## WHAT YOU SHOULD DO
Repeat every record exactly, but keep images out of the copy.
[START DATA FOR PROCESSING]
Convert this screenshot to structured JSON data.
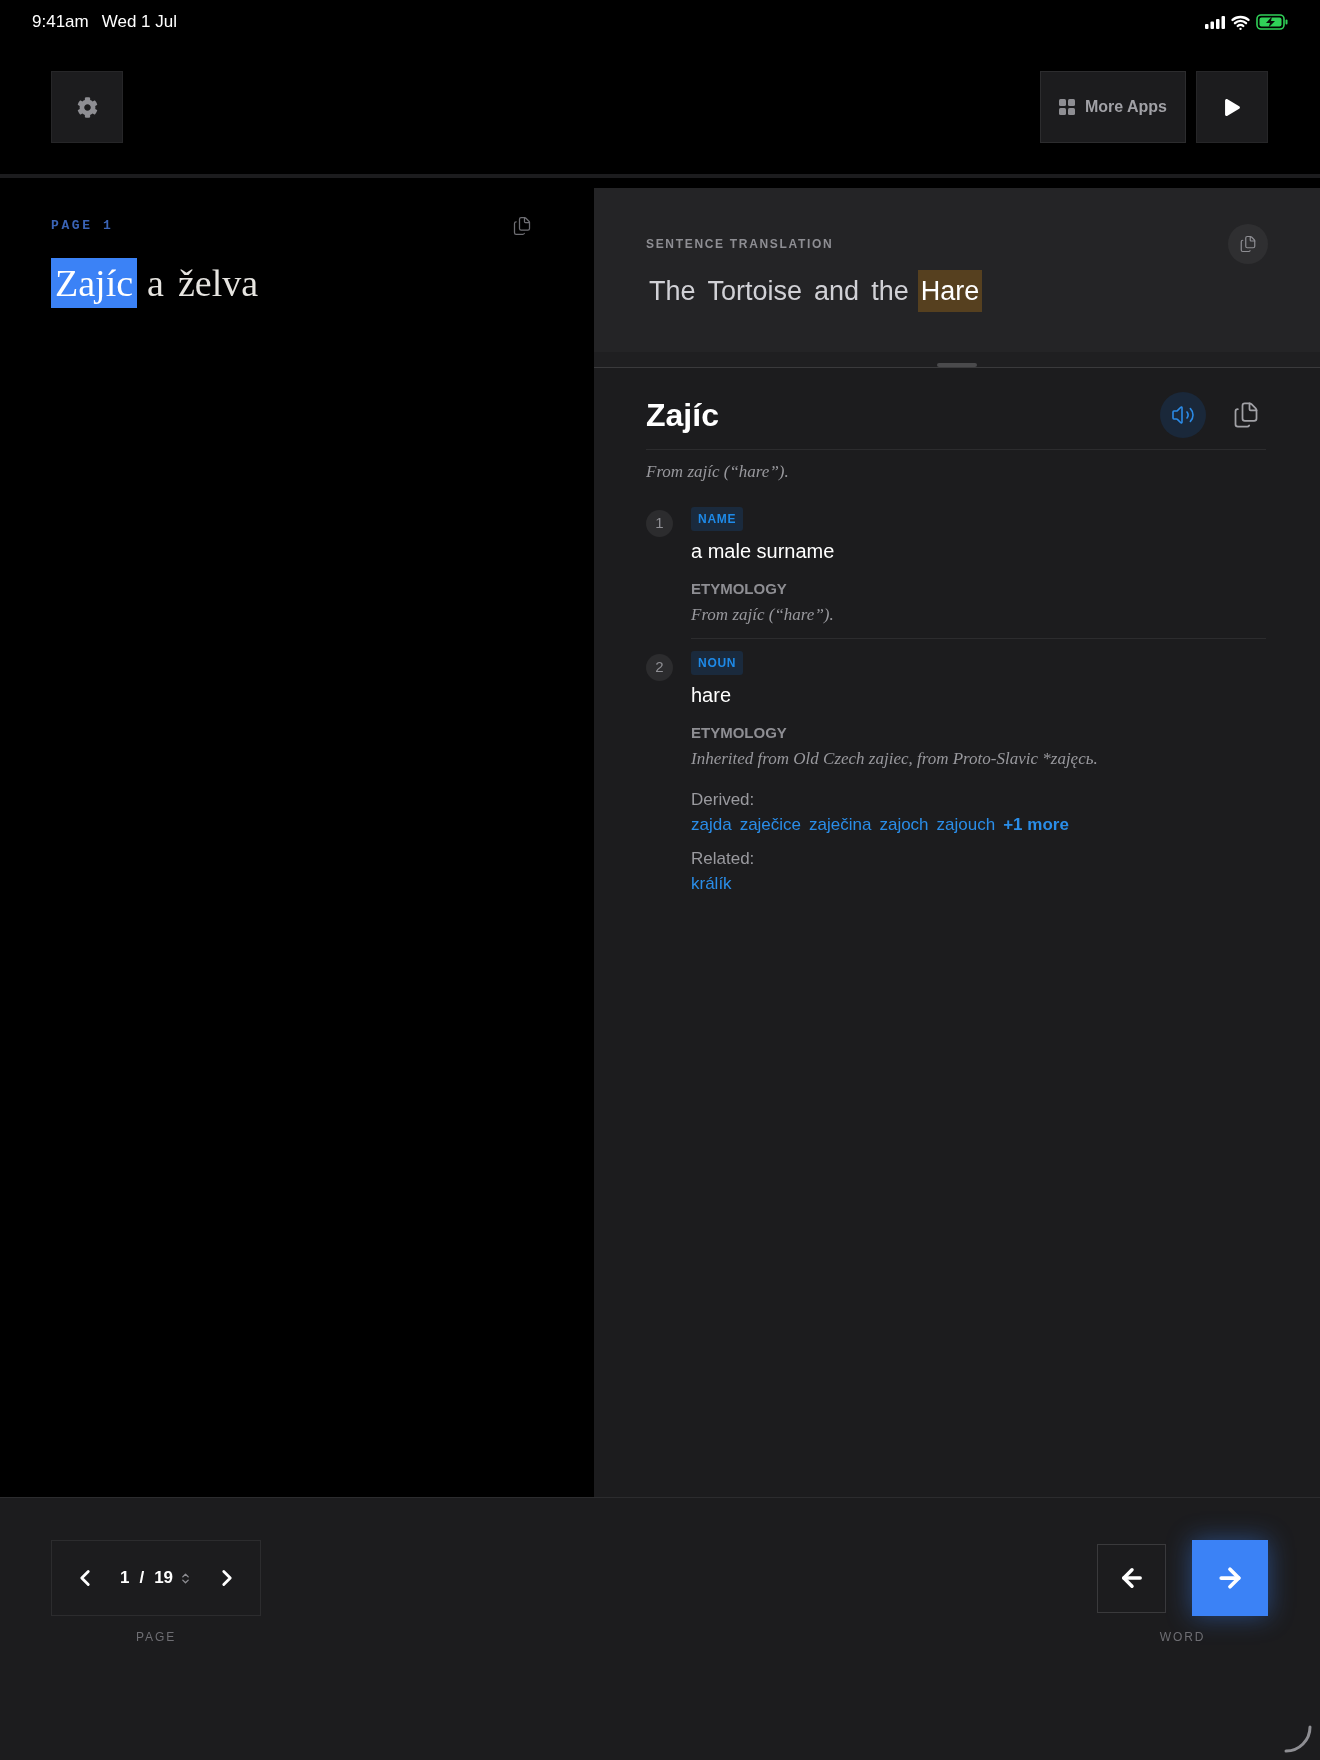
{
  "status_bar": {
    "time": "9:41am",
    "date": "Wed 1 Jul"
  },
  "toolbar": {
    "more_apps_label": "More Apps"
  },
  "page_panel": {
    "label": "PAGE 1",
    "words": [
      {
        "text": "Zajíc",
        "selected": true
      },
      {
        "text": "a",
        "selected": false
      },
      {
        "text": "želva",
        "selected": false
      }
    ]
  },
  "translation": {
    "label": "SENTENCE TRANSLATION",
    "words": [
      {
        "text": "The",
        "highlighted": false
      },
      {
        "text": "Tortoise",
        "highlighted": false
      },
      {
        "text": "and",
        "highlighted": false
      },
      {
        "text": "the",
        "highlighted": false
      },
      {
        "text": "Hare",
        "highlighted": true
      }
    ]
  },
  "entry": {
    "headword": "Zajíc",
    "etymology": "From zajíc (“hare”).",
    "senses": [
      {
        "number": "1",
        "part_of_speech": "NAME",
        "definition": "a male surname",
        "etymology_label": "ETYMOLOGY",
        "etymology": "From zajíc (“hare”)."
      },
      {
        "number": "2",
        "part_of_speech": "NOUN",
        "definition": "hare",
        "etymology_label": "ETYMOLOGY",
        "etymology": "Inherited from Old Czech zajiec, from Proto-Slavic *zajęcь.",
        "relations": [
          {
            "label": "Derived:",
            "words": [
              "zajda",
              "zaječice",
              "zaječina",
              "zajoch",
              "zajouch"
            ],
            "more": "+1 more"
          },
          {
            "label": "Related:",
            "words": [
              "králík"
            ]
          }
        ]
      }
    ]
  },
  "pager": {
    "current": "1",
    "separator": "/",
    "total": "19",
    "label": "PAGE"
  },
  "word_nav": {
    "label": "WORD"
  }
}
[END DATA FOR PROCESSING]
## RESPONSE TO THIS EXERCISE
Convert this screenshot to structured JSON data.
{
  "status_bar": {
    "time": "9:41am",
    "date": "Wed 1 Jul"
  },
  "toolbar": {
    "more_apps_label": "More Apps"
  },
  "page_panel": {
    "label": "PAGE 1",
    "words": [
      {
        "text": "Zajíc",
        "selected": true
      },
      {
        "text": "a",
        "selected": false
      },
      {
        "text": "želva",
        "selected": false
      }
    ]
  },
  "translation": {
    "label": "SENTENCE TRANSLATION",
    "words": [
      {
        "text": "The",
        "highlighted": false
      },
      {
        "text": "Tortoise",
        "highlighted": false
      },
      {
        "text": "and",
        "highlighted": false
      },
      {
        "text": "the",
        "highlighted": false
      },
      {
        "text": "Hare",
        "highlighted": true
      }
    ]
  },
  "entry": {
    "headword": "Zajíc",
    "etymology": "From zajíc (“hare”).",
    "senses": [
      {
        "number": "1",
        "part_of_speech": "NAME",
        "definition": "a male surname",
        "etymology_label": "ETYMOLOGY",
        "etymology": "From zajíc (“hare”)."
      },
      {
        "number": "2",
        "part_of_speech": "NOUN",
        "definition": "hare",
        "etymology_label": "ETYMOLOGY",
        "etymology": "Inherited from Old Czech zajiec, from Proto-Slavic *zajęcь.",
        "relations": [
          {
            "label": "Derived:",
            "words": [
              "zajda",
              "zaječice",
              "zaječina",
              "zajoch",
              "zajouch"
            ],
            "more": "+1 more"
          },
          {
            "label": "Related:",
            "words": [
              "králík"
            ]
          }
        ]
      }
    ]
  },
  "pager": {
    "current": "1",
    "separator": "/",
    "total": "19",
    "label": "PAGE"
  },
  "word_nav": {
    "label": "WORD"
  }
}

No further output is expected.